Items from a data source:
------------------------------

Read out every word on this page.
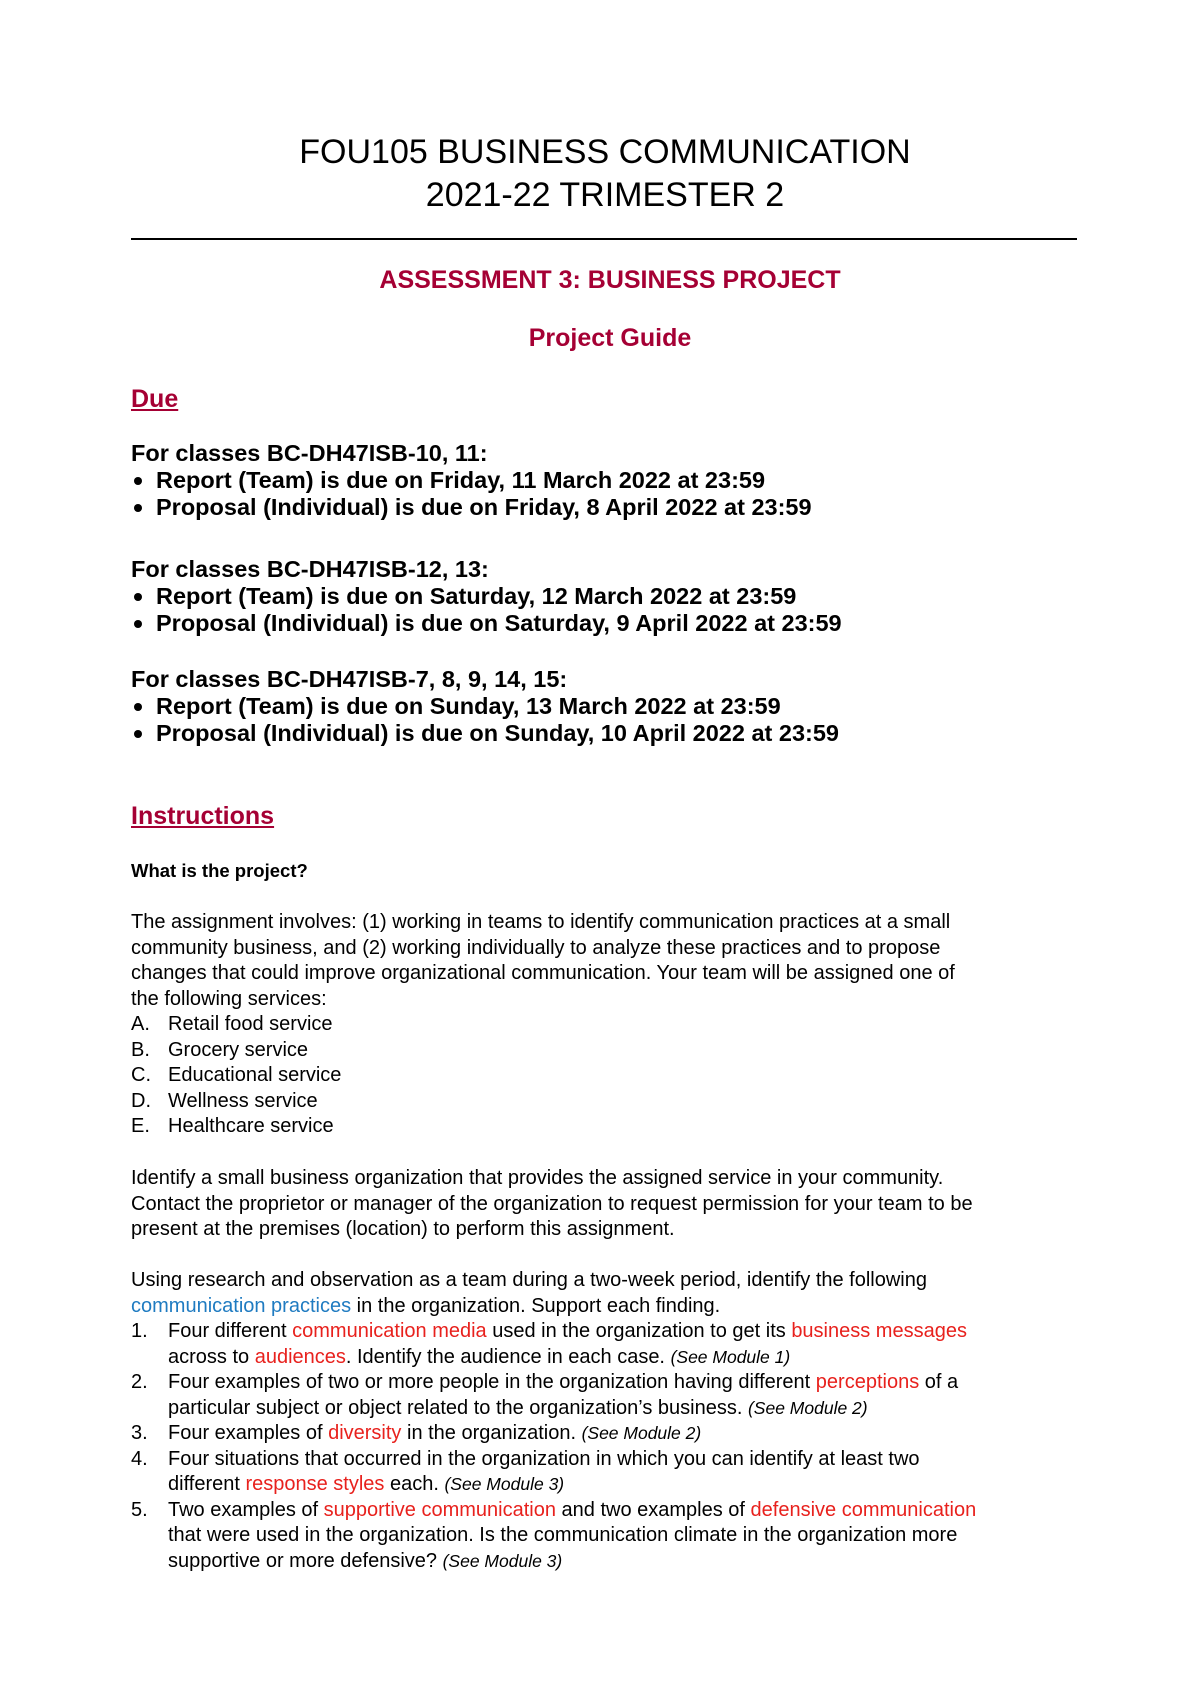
FOU105 BUSINESS COMMUNICATION
2021-22 TRIMESTER 2
ASSESSMENT 3: BUSINESS PROJECT
Project Guide
Due
For classes BC-DH47ISB-10, 11:
Report (Team) is due on Friday, 11 March 2022 at 23:59
Proposal (Individual) is due on Friday, 8 April 2022 at 23:59
For classes BC-DH47ISB-12, 13:
Report (Team) is due on Saturday, 12 March 2022 at 23:59
Proposal (Individual) is due on Saturday, 9 April 2022 at 23:59
For classes BC-DH47ISB-7, 8, 9, 14, 15:
Report (Team) is due on Sunday, 13 March 2022 at 23:59
Proposal (Individual) is due on Sunday, 10 April 2022 at 23:59
Instructions
What is the project?
The assignment involves: (1) working in teams to identify communication practices at a small
community business, and (2) working individually to analyze these practices and to propose
changes that could improve organizational communication. Your team will be assigned one of
the following services:
A. Retail food service
B. Grocery service
C. Educational service
D. Wellness service
E. Healthcare service
Identify a small business organization that provides the assigned service in your community.
Contact the proprietor or manager of the organization to request permission for your team to be
present at the premises (location) to perform this assignment.
Using research and observation as a team during a two-week period, identify the following
communication practices in the organization. Support each finding.
1.	Four different communication media used in the organization to get its business messages
across to audiences. Identify the audience in each case. (See Module 1)
2.	Four examples of two or more people in the organization having different perceptions of a
particular subject or object related to the organization’s business. (See Module 2)
3.	Four examples of diversity in the organization. (See Module 2)
4.	Four situations that occurred in the organization in which you can identify at least two
different response styles each. (See Module 3)
5.	Two examples of supportive communication and two examples of defensive communication
that were used in the organization. Is the communication climate in the organization more
supportive or more defensive? (See Module 3)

------------------------------

DIRECTIONS FOR THIS TASK
Isolate each line of the listing above that includes "practices". Copy it.

RESULT OF THE EXERCISE
The assignment involves: (1) working in teams to identify communication practices at a small
community business, and (2) working individually to analyze these practices and to propose
communication practices in the organization. Support each finding.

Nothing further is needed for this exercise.